* **Problem to work on**:
Find the string "Division" in the listing and report every line that has it.

* **Input material**:
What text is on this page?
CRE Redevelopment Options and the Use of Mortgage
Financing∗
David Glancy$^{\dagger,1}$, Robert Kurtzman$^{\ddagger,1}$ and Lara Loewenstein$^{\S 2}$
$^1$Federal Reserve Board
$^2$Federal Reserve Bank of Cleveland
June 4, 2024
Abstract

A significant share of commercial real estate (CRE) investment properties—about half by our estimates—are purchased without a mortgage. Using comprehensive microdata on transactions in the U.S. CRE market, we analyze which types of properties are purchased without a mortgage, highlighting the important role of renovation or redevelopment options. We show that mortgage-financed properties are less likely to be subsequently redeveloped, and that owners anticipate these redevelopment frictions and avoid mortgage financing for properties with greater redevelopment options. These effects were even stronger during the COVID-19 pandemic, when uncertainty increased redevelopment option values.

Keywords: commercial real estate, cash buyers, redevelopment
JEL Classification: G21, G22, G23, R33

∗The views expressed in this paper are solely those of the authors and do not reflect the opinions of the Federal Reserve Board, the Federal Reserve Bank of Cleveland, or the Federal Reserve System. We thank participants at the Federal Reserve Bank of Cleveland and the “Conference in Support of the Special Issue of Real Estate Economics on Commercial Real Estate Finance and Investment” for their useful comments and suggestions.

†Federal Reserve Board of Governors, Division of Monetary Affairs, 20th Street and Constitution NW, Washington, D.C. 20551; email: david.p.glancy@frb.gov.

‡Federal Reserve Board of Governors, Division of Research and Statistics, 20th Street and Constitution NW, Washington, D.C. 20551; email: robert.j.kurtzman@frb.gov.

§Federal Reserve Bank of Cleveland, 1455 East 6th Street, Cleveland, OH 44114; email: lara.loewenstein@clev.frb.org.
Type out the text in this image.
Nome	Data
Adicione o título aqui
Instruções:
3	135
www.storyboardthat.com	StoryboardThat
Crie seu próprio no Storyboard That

* **Task response**:
†Federal Reserve Board of Governors, Division of Monetary Affairs, 20th Street and Constitution NW, Washington, D.C. 20551; email: david.p.glancy@frb.gov.
‡Federal Reserve Board of Governors, Division of Research and Statistics, 20th Street and Constitution NW, Washington, D.C. 20551; email: robert.j.kurtzman@frb.gov.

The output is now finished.